— Begin SOURCE MATERIAL —

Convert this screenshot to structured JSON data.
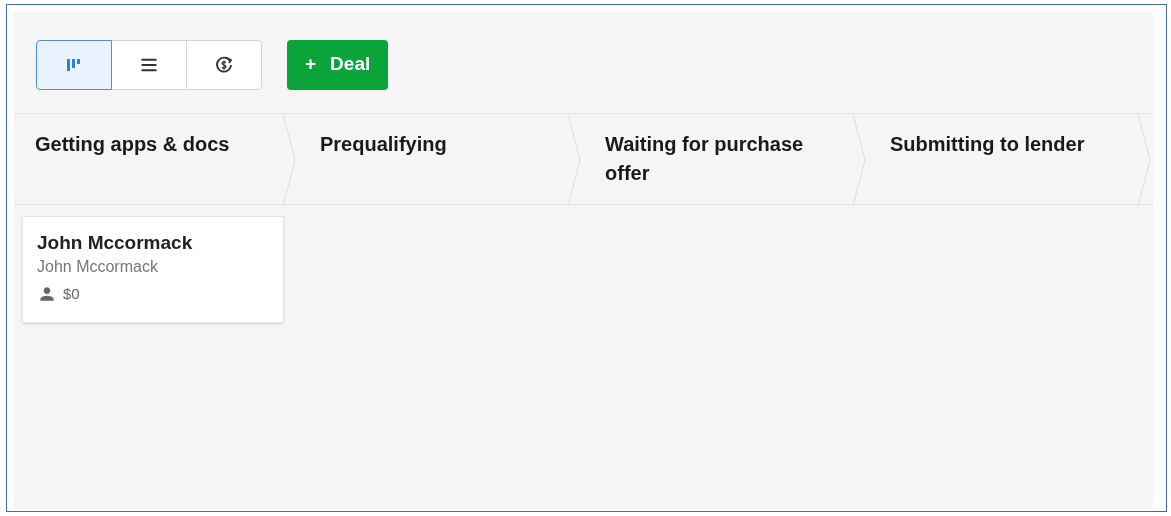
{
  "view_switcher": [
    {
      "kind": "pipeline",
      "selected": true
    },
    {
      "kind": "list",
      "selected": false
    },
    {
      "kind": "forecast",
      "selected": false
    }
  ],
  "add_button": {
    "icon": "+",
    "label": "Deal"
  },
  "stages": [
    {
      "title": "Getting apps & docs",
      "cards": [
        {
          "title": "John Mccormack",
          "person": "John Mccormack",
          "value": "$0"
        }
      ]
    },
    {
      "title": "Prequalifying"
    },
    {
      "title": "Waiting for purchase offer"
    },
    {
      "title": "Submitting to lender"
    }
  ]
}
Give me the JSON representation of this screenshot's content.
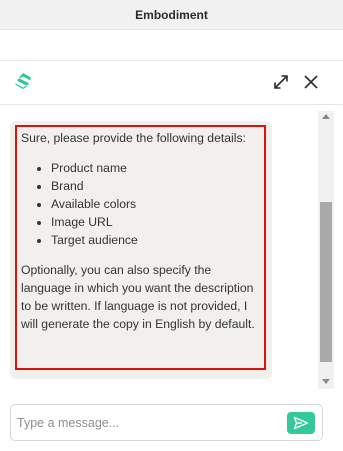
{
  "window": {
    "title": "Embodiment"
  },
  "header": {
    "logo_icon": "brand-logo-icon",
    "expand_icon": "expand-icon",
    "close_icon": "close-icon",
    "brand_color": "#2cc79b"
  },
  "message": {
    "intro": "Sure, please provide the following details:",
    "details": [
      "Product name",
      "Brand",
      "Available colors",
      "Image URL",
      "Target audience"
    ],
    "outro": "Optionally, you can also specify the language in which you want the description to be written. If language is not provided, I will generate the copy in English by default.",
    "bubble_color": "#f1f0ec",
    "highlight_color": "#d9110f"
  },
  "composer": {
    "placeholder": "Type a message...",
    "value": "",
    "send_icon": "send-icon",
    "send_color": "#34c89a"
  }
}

— End SOURCE MATERIAL —

§ **TASK INSTRUCTIONS**: Copy each line in the data that holds the word "message".

§ **RESPONSE BELOW**:
  "message": {
    "placeholder": "Type a message...",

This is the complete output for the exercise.